=== DIRECTIONS FOR THIS TASK ===
Return only the number of lines in the entries below that hold the word "name".

=== INFORMATION SHOWN ===
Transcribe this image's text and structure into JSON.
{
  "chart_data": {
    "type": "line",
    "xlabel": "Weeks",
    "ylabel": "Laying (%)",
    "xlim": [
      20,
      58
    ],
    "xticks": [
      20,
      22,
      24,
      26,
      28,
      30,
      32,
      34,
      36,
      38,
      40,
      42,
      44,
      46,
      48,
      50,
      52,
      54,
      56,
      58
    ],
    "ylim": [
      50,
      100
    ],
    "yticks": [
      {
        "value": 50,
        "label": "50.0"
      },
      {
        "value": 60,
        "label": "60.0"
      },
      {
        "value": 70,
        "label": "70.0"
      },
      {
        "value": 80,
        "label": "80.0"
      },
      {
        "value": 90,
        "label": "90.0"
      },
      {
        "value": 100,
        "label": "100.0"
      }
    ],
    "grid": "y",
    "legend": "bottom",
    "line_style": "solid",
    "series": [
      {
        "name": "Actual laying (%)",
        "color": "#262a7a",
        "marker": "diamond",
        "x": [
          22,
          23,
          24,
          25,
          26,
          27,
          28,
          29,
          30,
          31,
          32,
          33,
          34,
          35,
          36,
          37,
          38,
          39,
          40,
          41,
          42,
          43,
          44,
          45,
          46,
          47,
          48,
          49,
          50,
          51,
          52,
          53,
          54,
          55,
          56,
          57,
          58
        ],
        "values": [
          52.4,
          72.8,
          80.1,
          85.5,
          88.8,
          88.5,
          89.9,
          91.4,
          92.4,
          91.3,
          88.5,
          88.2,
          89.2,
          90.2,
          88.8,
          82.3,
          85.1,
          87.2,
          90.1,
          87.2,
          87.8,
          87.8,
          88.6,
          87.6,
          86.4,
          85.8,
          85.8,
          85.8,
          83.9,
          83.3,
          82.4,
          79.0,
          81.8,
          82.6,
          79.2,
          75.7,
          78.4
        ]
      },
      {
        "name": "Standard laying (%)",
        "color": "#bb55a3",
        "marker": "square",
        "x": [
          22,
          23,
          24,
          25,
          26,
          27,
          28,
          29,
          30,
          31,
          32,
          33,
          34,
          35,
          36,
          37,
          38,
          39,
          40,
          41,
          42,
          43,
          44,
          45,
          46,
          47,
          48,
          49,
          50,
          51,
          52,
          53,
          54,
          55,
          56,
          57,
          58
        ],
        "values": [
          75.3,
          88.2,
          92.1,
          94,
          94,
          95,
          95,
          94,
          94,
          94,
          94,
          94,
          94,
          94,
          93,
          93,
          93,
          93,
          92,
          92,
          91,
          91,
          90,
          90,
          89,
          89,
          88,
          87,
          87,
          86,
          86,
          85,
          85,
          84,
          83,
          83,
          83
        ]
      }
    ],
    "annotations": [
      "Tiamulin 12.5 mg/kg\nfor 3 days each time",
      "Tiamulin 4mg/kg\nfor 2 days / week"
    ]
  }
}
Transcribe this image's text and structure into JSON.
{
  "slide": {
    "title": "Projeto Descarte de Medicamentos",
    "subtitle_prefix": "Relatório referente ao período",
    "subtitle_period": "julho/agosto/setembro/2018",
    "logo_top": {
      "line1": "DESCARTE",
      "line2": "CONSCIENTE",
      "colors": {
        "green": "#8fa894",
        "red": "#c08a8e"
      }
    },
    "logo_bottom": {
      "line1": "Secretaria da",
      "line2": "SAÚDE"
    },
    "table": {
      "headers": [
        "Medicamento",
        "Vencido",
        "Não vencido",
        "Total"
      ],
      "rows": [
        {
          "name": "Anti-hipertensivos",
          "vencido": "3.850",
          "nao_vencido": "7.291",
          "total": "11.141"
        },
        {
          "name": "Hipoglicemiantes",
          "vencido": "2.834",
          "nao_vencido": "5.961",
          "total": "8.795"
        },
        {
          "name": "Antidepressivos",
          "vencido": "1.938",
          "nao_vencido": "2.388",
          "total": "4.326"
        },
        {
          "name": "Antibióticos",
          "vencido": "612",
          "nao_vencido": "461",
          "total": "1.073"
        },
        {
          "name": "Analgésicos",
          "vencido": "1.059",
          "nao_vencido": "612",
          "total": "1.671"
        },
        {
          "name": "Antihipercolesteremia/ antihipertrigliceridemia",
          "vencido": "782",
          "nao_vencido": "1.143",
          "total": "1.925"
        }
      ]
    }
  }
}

=== RESULT FOR THIS EXERCISE ===
8